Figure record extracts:
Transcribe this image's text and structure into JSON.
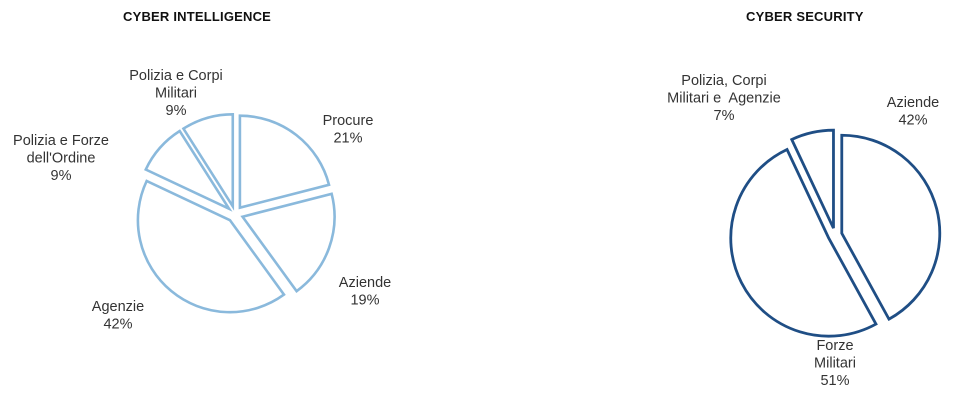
{
  "chart_data": [
    {
      "type": "pie",
      "title": "CYBER INTELLIGENCE",
      "color": "#8ab9dc",
      "slices": [
        {
          "lines": [
            "Procure",
            "21%"
          ],
          "value": 21
        },
        {
          "lines": [
            "Aziende",
            "19%"
          ],
          "value": 19
        },
        {
          "lines": [
            "Agenzie",
            "42%"
          ],
          "value": 42
        },
        {
          "lines": [
            "Polizia e Forze",
            "dell'Ordine",
            "9%"
          ],
          "value": 9
        },
        {
          "lines": [
            "Polizia e Corpi",
            "Militari",
            "9%"
          ],
          "value": 9
        }
      ]
    },
    {
      "type": "pie",
      "title": "CYBER SECURITY",
      "color": "#1f4e85",
      "slices": [
        {
          "lines": [
            "Aziende",
            "42%"
          ],
          "value": 42
        },
        {
          "lines": [
            "Forze",
            "Militari",
            "51%"
          ],
          "value": 51
        },
        {
          "lines": [
            "Polizia, Corpi",
            "Militari e  Agenzie",
            "7%"
          ],
          "value": 7
        }
      ]
    }
  ]
}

* [Problem requirements]:
Set the pictures aside and transcribe the data above exactly.

* [Full response]:
Transcribe this image's text and structure into JSON.
{
  "chart_data": [
    {
      "type": "pie",
      "title": "CYBER INTELLIGENCE",
      "color": "#8ab9dc",
      "slices": [
        {
          "lines": [
            "Procure",
            "21%"
          ],
          "value": 21
        },
        {
          "lines": [
            "Aziende",
            "19%"
          ],
          "value": 19
        },
        {
          "lines": [
            "Agenzie",
            "42%"
          ],
          "value": 42
        },
        {
          "lines": [
            "Polizia e Forze",
            "dell'Ordine",
            "9%"
          ],
          "value": 9
        },
        {
          "lines": [
            "Polizia e Corpi",
            "Militari",
            "9%"
          ],
          "value": 9
        }
      ]
    },
    {
      "type": "pie",
      "title": "CYBER SECURITY",
      "color": "#1f4e85",
      "slices": [
        {
          "lines": [
            "Aziende",
            "42%"
          ],
          "value": 42
        },
        {
          "lines": [
            "Forze",
            "Militari",
            "51%"
          ],
          "value": 51
        },
        {
          "lines": [
            "Polizia, Corpi",
            "Militari e  Agenzie",
            "7%"
          ],
          "value": 7
        }
      ]
    }
  ]
}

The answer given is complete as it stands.